─── Texto

A vontade de redigir este texto foi despertada por uma gravação encontrada no correio de voz do telefone localizado na “estação de trabalho” que eu ocupava. Ela foi deixada na noite de 12.10.2002, um sábado, e só a ouvi na segunda-feira. Fiquei tão impressionado com a mensagem que resolvi copiar aquelas palavras. Creio que elas possibilitem reflexões sobre uma necessidade humana tão negligenciada: conversar.
“Oi. Olha só. Eu estou aqui sozinha sabe e queria conversar com alguém e involuntariamente eu liguei pra você, mas nem você quer falar comigo. Tá bom, tudo bem, fazer o que. Beijinho.”
A voz era de uma jovem que, em uma numa noite de sábado, estava sozinha e involuntariamente ligara para alguém porque queria conversar. Mas em vez de encontrar alguém com quem conversar o que ela conseguiu foi ouvir o correio de voz repetir a seguinte saudação: “Se a intenção era ligar para 9999-9999 você acertou o número, mas errou o momento. Se julgar conveniente, grave uma mensagem após o sinal”. Apesar da ligação não ter sido intencional aquela saudação era válida: ela ligara no momento errado. Ligara para uma empresa em um dia em que a maior parte de sua “força de trabalho” ainda tem direito a um descanso. Involuntariamente eu a decepcionara: afinal, nem eu quis falar com ela. Foi uma pena, pois adoro conversar. No meu entender, conversar é uma necessidade humana. Concordo com algo que li no livro O Retorno e Terno de Rubem Alves.
“(...) Para começar, uma afirmação de Nietzsche, com a qual concordo inteiramente. Dizia ele: ‘Ao pensar sobre a possibilidade do casamento cada um deveria se fazer a seguinte pergunta: ‘Você crê que seria capaz de conversar com prazer com esta pessoa até a sua velhice?' Tudo o mais no casamento é transitório, mas as relações que desafiam o tempo são aquelas construídas sobre a arte de conversar’.”
Creio que a capacidade de conversar com prazer deve ser objeto de interesse não apenas no relacionamento entre casais, mas em qualquer relacionamento. Vimala Thakar escreveu um livro intitulado Viver é relacionar-se e Rubem Alves diz que relações não transitórias são construídas sobre a arte de conversar. Mas na sociedade em que vivemos a preferência é justamente pelas relações transitórias; por aquelas que não se prendem a nada nem a ninguém. É de um antigo texto que circulou pela internet e atribuído a Arnaldo Jabor o seguinte trecho:
“Na hora de cantar todo mundo enche o peito nas boates, levanta os braços, sorri e dispara: ‘eu sou de ninguém, eu sou de todo mundo e todo mundo é meu também’.”No entanto, passado o efeito do uísque com energético e dos beijos descompromissados, os adeptos da geração ‘tribalista’ se dirigem aos consultórios terapêuticos, ou alugam os ouvidos do amigo mais próximo e reclamam de solidão, ausência de interesse das pessoas, descaso e rejeição.”

──────
─── Trechos dos dados

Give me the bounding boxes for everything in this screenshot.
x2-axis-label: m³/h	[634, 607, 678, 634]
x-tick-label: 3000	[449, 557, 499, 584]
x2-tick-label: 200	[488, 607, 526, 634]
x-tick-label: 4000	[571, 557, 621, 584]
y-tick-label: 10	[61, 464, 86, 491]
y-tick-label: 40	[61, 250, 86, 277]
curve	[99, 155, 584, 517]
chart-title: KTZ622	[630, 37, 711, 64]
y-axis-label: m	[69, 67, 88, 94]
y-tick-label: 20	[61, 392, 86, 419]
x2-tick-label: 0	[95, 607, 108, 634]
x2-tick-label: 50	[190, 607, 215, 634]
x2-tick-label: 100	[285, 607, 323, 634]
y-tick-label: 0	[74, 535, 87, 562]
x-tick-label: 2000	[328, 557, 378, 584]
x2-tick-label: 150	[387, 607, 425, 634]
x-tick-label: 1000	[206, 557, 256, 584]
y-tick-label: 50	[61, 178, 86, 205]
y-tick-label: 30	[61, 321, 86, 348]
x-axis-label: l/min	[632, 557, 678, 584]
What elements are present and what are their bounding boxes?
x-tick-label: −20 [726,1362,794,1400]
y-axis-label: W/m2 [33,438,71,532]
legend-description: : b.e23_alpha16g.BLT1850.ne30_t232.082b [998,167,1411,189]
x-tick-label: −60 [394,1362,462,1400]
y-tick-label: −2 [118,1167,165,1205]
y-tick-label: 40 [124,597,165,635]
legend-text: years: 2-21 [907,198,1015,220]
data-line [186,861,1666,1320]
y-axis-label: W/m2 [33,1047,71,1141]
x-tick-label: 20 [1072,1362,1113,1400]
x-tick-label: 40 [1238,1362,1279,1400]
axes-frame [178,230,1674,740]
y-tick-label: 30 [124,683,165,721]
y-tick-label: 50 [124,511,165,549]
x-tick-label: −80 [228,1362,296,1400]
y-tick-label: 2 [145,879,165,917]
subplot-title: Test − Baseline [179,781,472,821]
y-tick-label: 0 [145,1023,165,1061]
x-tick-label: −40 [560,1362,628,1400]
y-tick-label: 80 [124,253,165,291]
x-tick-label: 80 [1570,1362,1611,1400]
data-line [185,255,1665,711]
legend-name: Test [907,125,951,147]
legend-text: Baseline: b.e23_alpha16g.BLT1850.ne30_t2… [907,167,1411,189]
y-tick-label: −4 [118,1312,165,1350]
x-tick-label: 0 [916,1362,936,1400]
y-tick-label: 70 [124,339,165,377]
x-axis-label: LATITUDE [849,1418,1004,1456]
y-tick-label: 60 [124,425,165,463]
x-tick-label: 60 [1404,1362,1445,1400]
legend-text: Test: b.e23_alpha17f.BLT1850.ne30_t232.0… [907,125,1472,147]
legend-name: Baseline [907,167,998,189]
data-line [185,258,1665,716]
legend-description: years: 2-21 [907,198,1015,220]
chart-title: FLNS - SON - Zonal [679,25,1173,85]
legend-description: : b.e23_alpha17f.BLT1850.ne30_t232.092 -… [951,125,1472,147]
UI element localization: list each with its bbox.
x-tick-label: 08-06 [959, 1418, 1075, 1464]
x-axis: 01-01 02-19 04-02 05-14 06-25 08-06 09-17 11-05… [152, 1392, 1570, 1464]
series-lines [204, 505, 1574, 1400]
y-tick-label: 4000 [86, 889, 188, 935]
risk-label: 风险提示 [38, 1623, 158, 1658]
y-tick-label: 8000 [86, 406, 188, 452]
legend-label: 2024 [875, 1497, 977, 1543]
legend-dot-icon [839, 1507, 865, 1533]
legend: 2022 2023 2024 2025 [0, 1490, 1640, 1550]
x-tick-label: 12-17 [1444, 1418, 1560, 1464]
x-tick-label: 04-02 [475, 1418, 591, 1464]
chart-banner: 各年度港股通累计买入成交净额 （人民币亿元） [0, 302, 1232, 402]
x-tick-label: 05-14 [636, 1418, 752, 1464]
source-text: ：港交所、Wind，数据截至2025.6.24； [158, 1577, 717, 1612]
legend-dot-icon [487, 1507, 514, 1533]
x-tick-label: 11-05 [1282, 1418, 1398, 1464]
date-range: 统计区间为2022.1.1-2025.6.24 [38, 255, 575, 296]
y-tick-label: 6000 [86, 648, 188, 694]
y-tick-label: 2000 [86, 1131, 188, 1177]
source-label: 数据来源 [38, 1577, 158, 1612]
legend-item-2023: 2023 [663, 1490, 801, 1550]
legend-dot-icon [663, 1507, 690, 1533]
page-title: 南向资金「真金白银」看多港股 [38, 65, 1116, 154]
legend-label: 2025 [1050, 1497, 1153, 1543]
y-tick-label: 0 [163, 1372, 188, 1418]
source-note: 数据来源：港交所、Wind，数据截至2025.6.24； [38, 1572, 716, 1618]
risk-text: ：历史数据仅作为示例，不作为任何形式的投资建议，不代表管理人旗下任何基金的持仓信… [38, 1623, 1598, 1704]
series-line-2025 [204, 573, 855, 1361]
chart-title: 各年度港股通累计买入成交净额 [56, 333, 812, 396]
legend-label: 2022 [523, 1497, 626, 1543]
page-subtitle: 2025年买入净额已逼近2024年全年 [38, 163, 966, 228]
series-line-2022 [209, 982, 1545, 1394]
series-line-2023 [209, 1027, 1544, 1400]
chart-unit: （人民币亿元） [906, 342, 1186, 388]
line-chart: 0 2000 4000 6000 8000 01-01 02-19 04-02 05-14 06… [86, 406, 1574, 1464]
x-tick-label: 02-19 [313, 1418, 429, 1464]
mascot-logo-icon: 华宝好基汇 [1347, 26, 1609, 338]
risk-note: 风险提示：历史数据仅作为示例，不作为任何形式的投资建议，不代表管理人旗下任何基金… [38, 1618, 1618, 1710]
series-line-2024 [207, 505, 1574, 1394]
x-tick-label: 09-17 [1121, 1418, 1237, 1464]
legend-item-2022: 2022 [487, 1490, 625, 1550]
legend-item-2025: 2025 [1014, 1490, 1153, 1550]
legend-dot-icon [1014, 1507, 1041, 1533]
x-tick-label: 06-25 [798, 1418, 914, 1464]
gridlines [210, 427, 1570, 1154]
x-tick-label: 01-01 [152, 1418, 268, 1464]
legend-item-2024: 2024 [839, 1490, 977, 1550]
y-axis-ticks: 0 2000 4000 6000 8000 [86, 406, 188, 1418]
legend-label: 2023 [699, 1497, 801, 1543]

──────

> [Suas tarefas]
[1] Liste todas as pessoas citadas pelo nome no texto sobre a arte de conversar.
[2] Reproduza o trecho do texto sobre a arte de conversar que começa em "A voz era de" e segue até "de Rubem Alves.".

> [Respostas por tarefa]
[1] Nietzsche, Rubem Alves, Vimala Thakar, Arnaldo Jabor

[2]
A voz era de uma jovem que, em uma numa noite de sábado, estava sozinha e involuntariamente ligara para alguém porque queria conversar. Mas em vez de encontrar alguém com quem conversar o que ela conseguiu foi ouvir o correio de voz repetir a seguinte saudação: “Se a intenção era ligar para 9999-9999 você acertou o número, mas errou o momento. Se julgar conveniente, grave uma mensagem após o sinal”. Apesar da ligação não ter sido intencional aquela saudação era válida: ela ligara no momento errado. Ligara para uma empresa em um dia em que a maior parte de sua “força de trabalho” ainda tem direito a um descanso. Involuntariamente eu a decepcionara: afinal, nem eu quis falar com ela. Foi uma pena, pois adoro conversar. No meu entender, conversar é uma necessidade humana. Concordo com algo que li no livro O Retorno e Terno de Rubem Alves.